> _What you should do_:
Repeat the records verbatim and leave the pictures out of your copy.

> _Exercise data_:

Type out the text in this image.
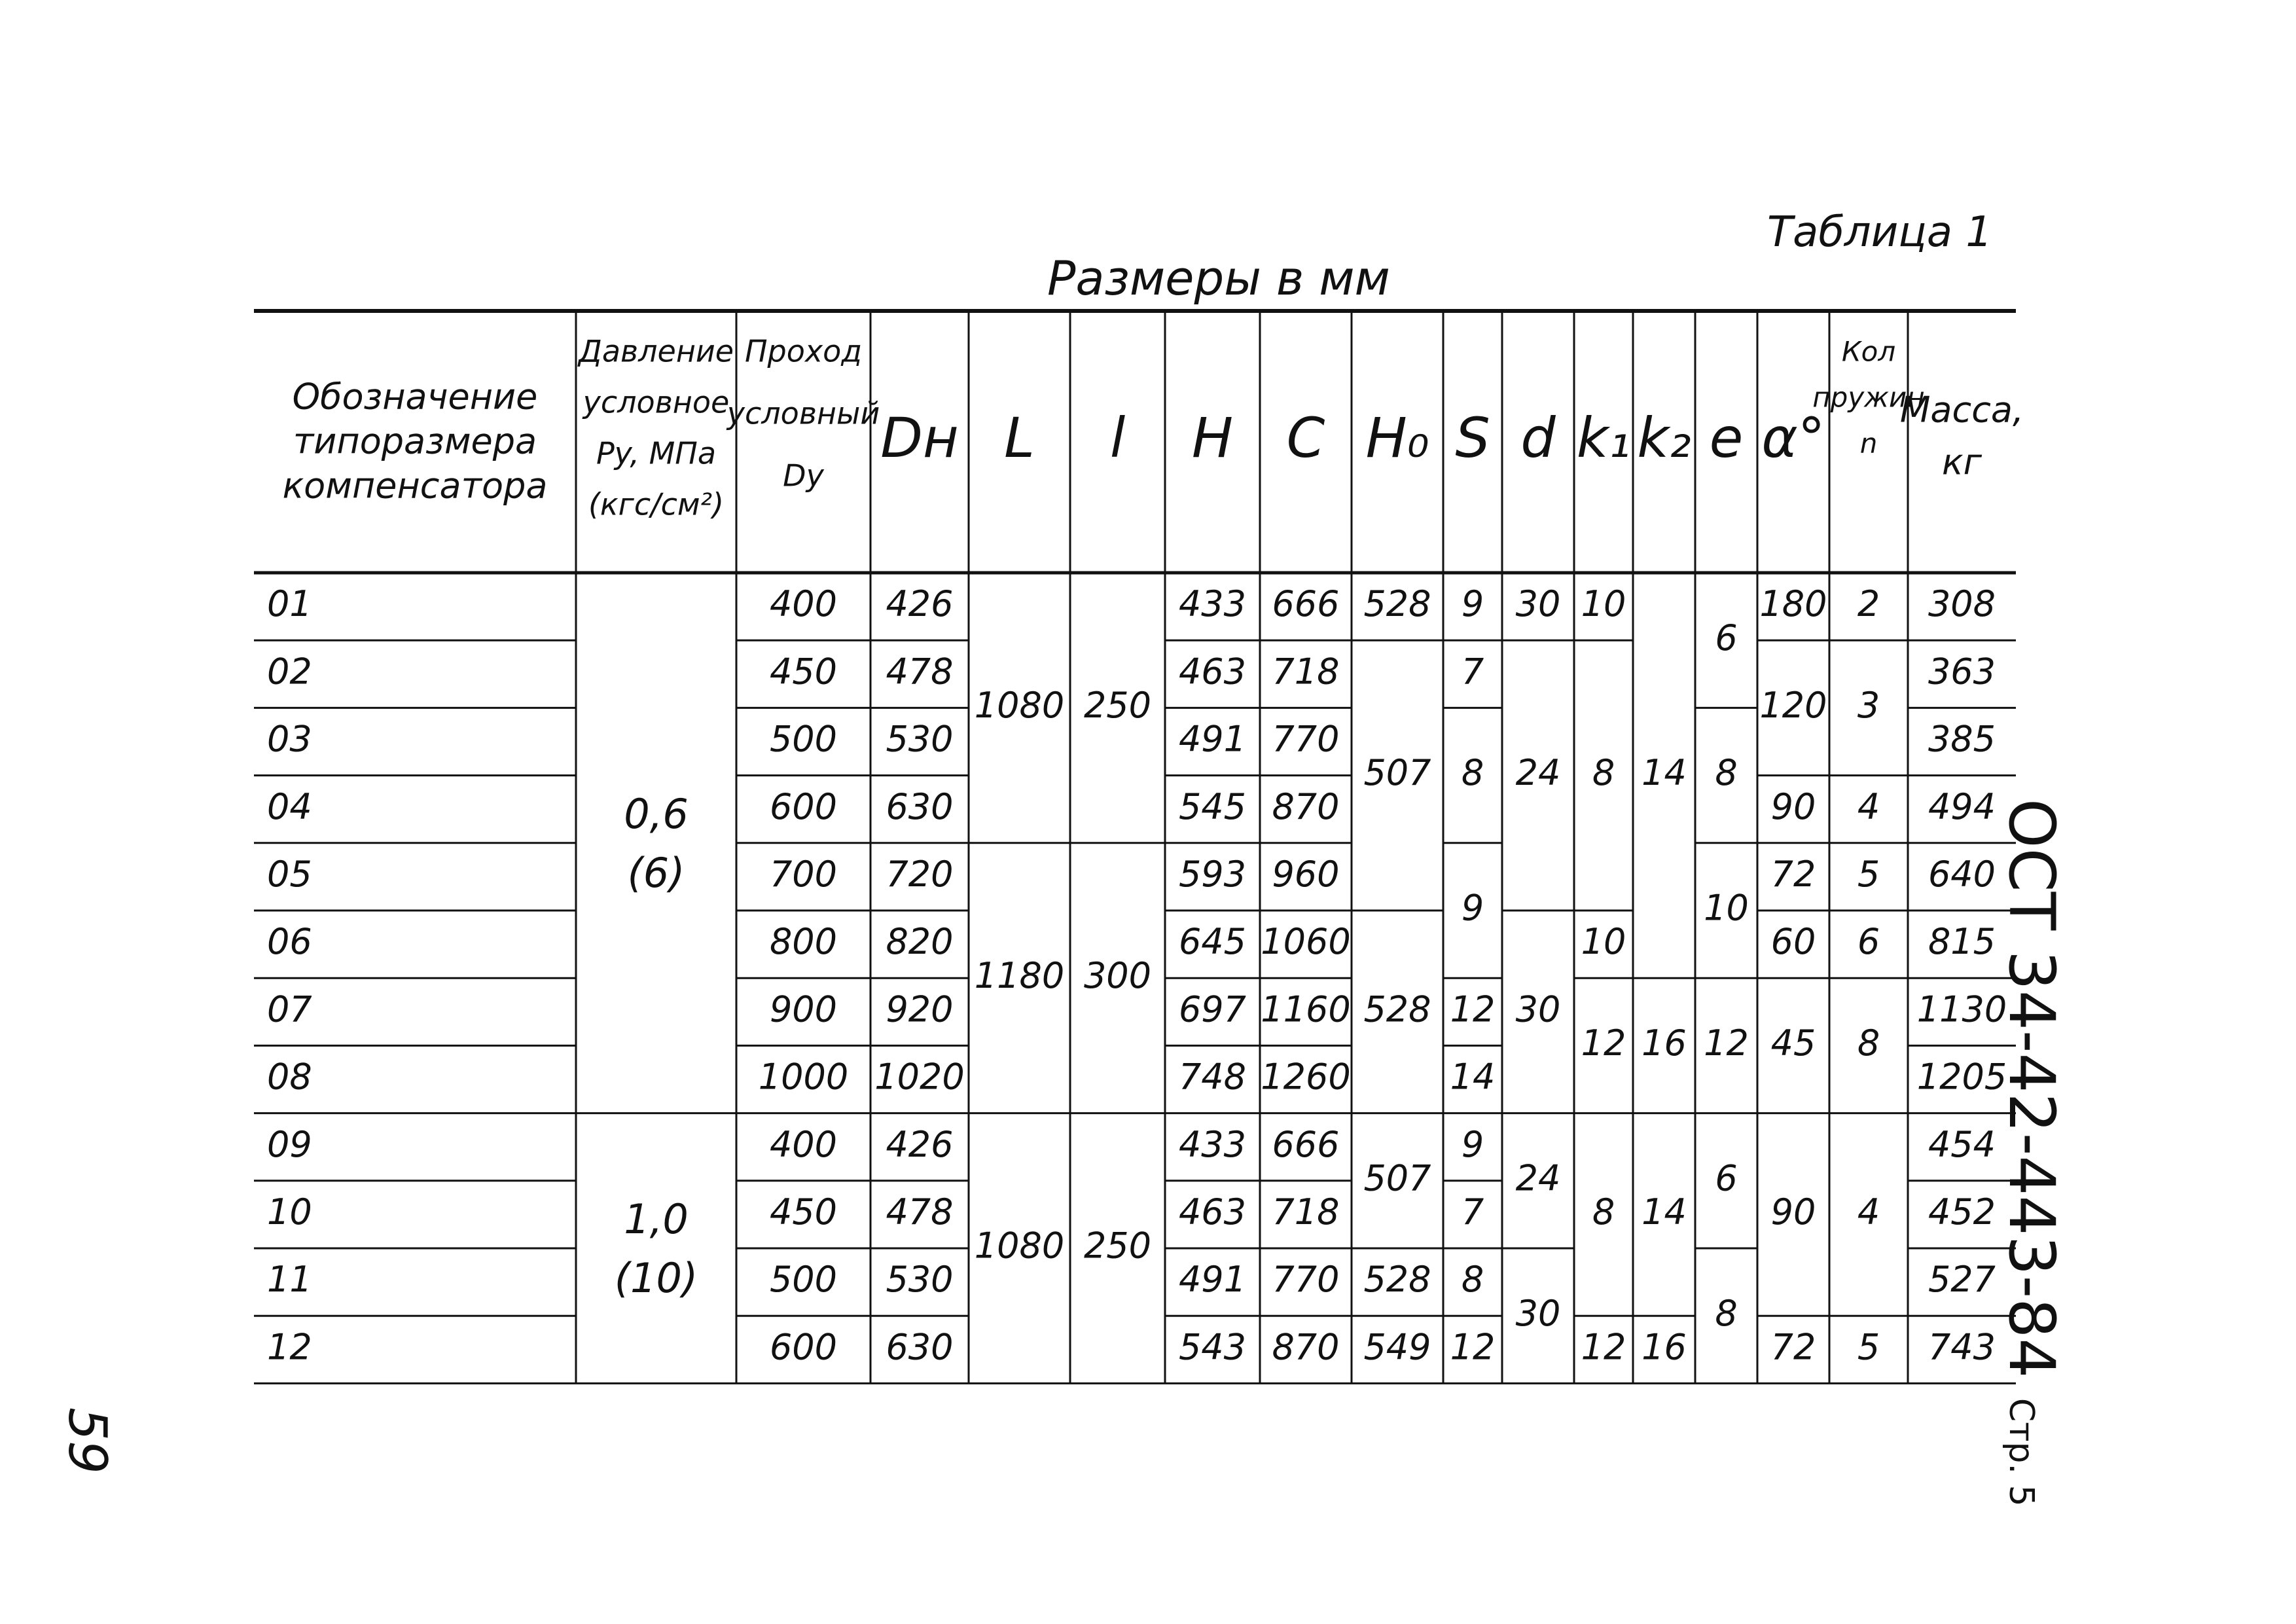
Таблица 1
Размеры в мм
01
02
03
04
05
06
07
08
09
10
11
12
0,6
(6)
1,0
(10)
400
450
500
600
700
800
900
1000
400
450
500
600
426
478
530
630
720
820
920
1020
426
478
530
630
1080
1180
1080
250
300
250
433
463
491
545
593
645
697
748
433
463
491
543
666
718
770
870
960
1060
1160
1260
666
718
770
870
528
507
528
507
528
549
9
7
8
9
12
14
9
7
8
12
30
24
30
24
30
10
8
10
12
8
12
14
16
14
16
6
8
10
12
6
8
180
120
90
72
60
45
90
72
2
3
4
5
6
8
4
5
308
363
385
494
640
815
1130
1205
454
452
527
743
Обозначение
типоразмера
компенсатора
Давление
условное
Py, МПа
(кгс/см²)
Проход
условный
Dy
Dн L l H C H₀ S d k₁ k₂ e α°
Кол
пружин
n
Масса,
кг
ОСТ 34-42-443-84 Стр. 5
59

> _Reply to the exercise_:
Type out the text in this image.
Таблица 1
Размеры в мм
01
02
03
04
05
06
07
08
09
10
11
12
0,6
(6)
1,0
(10)
400
450
500
600
700
800
900
1000
400
450
500
600
426
478
530
630
720
820
920
1020
426
478
530
630
1080
1180
1080
250
300
250
433
463
491
545
593
645
697
748
433
463
491
543
666
718
770
870
960
1060
1160
1260
666
718
770
870
528
507
528
507
528
549
9
7
8
9
12
14
9
7
8
12
30
24
30
24
30
10
8
10
12
8
12
14
16
14
16
6
8
10
12
6
8
180
120
90
72
60
45
90
72
2
3
4
5
6
8
4
5
308
363
385
494
640
815
1130
1205
454
452
527
743
Обозначение
типоразмера
компенсатора
Давление
условное
Py, МПа
(кгс/см²)
Проход
условный
Dy
Dн L l H C H₀ S d k₁ k₂ e α°
Кол
пружин
n
Масса,
кг
ОСТ 34-42-443-84 Стр. 5
59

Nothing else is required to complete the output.